> **What is required**: Look through the lines below and extract each one that contains "Moni".

======== Supplied data

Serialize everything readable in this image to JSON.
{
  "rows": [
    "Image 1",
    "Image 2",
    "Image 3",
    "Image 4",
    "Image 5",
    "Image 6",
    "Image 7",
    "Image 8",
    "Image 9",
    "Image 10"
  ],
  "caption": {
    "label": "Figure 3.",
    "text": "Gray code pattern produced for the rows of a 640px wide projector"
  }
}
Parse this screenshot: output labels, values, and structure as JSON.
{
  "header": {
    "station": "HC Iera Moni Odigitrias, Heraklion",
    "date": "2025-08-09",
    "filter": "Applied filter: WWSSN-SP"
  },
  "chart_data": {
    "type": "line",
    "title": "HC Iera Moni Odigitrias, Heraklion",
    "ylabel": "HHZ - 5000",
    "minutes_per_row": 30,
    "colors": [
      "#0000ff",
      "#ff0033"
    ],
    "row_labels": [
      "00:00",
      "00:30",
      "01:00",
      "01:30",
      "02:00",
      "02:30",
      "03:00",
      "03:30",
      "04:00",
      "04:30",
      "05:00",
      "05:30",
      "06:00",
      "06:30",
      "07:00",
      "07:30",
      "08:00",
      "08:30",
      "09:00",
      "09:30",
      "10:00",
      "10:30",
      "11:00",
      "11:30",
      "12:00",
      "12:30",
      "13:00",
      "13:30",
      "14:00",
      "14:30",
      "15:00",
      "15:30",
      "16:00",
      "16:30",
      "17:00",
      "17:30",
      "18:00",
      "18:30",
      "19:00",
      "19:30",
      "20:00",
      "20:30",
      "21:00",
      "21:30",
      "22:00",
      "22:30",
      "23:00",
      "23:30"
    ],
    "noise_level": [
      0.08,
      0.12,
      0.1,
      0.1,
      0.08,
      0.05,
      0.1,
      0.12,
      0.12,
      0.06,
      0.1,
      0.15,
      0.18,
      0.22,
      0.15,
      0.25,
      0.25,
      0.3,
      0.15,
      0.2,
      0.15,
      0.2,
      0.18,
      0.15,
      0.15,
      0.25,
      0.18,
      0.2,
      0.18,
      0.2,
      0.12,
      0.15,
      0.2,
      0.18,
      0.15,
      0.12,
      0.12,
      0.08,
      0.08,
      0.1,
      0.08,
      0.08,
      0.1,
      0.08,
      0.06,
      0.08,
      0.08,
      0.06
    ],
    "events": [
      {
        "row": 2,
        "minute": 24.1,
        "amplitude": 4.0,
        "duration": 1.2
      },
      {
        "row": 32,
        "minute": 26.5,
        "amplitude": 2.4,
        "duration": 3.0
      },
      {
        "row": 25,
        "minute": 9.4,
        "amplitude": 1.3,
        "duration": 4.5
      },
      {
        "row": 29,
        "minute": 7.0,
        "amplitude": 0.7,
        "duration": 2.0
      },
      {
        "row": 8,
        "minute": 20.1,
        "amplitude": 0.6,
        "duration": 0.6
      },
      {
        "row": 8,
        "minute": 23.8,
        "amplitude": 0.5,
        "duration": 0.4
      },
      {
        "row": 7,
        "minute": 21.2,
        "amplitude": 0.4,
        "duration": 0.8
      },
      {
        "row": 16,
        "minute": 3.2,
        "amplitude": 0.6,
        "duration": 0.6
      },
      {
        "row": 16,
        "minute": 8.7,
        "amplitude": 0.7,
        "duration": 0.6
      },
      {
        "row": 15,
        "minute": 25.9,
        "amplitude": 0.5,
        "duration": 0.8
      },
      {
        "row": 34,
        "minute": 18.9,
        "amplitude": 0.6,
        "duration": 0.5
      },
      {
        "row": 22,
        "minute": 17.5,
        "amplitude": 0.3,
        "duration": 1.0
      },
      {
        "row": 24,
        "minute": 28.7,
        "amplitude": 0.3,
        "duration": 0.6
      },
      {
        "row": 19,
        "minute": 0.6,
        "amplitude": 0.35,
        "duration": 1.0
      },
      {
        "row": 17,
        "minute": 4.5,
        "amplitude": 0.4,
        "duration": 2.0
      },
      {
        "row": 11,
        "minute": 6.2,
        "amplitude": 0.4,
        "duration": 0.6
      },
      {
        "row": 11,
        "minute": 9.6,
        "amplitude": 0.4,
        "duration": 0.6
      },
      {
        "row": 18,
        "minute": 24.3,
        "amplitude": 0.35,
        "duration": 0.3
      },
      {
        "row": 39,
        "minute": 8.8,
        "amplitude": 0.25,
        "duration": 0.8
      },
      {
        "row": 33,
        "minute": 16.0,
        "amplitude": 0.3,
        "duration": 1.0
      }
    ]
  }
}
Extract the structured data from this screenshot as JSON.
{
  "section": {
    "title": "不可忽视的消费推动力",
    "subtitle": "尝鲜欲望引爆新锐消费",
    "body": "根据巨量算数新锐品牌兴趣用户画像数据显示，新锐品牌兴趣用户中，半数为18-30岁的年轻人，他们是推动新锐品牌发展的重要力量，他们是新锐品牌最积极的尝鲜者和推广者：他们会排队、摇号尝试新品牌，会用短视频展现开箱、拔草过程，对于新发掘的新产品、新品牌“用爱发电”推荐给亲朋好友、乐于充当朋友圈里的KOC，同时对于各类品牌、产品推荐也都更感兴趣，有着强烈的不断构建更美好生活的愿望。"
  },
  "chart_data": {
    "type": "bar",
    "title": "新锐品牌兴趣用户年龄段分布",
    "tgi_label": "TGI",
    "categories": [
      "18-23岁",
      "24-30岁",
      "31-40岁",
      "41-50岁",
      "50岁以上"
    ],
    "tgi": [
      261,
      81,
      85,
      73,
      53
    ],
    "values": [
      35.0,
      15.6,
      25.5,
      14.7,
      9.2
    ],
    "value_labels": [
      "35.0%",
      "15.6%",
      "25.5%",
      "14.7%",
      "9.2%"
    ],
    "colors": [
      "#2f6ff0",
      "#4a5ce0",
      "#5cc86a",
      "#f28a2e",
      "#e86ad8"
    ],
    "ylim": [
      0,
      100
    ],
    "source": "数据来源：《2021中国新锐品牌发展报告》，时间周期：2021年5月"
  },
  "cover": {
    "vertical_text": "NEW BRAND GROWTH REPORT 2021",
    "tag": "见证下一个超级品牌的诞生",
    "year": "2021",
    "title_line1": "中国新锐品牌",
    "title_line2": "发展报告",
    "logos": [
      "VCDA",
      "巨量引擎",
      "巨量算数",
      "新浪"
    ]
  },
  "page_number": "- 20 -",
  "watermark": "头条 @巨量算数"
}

================

> **The response**:
    "station": "HC Iera Moni Odigitrias, Heraklion",
    "title": "HC Iera Moni Odigitrias, Heraklion",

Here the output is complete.